** START OF INFORMATION SHOWN **
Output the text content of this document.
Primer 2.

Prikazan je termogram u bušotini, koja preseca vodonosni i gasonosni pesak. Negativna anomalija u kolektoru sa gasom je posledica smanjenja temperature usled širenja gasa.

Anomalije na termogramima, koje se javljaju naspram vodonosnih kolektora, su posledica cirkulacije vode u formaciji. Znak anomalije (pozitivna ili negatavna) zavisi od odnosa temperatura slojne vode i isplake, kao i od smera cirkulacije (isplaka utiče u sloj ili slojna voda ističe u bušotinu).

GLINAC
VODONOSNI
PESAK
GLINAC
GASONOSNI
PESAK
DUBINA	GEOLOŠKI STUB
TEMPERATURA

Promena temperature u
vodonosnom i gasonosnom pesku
** END OF INFORMATION SHOWN **
** START OF INFORMATION SHOWN **
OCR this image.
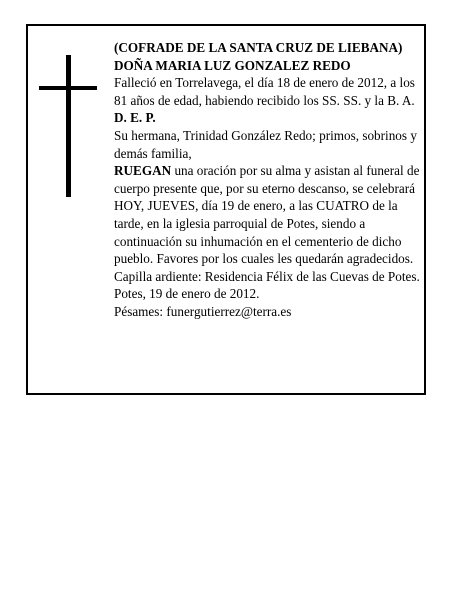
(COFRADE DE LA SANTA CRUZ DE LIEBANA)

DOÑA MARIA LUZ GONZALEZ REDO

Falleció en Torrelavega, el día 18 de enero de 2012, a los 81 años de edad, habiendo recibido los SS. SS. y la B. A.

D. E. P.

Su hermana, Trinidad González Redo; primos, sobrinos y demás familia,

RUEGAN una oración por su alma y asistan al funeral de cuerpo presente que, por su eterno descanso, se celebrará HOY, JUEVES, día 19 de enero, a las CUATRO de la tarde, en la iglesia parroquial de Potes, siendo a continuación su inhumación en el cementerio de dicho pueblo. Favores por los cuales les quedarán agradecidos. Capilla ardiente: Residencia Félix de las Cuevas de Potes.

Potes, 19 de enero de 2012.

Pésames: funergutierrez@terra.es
** END OF INFORMATION SHOWN **
STATED TASK. Pull out and copy each line containing the string "enero".

WRITTEN RESPONSE.
Falleció en Torrelavega, el día 18 de enero de 2012, a los 81 años de edad, habiendo recibido los SS. SS. y la B. A.
RUEGAN una oración por su alma y asistan al funeral de cuerpo presente que, por su eterno descanso, se celebrará HOY, JUEVES, día 19 de enero, a las CUATRO de la tarde, en la iglesia parroquial de Potes, siendo a continuación su inhumación en el cementerio de dicho pueblo. Favores por los cuales les quedarán agradecidos. Capilla ardiente: Residencia Félix de las Cuevas de Potes.
Potes, 19 de enero de 2012.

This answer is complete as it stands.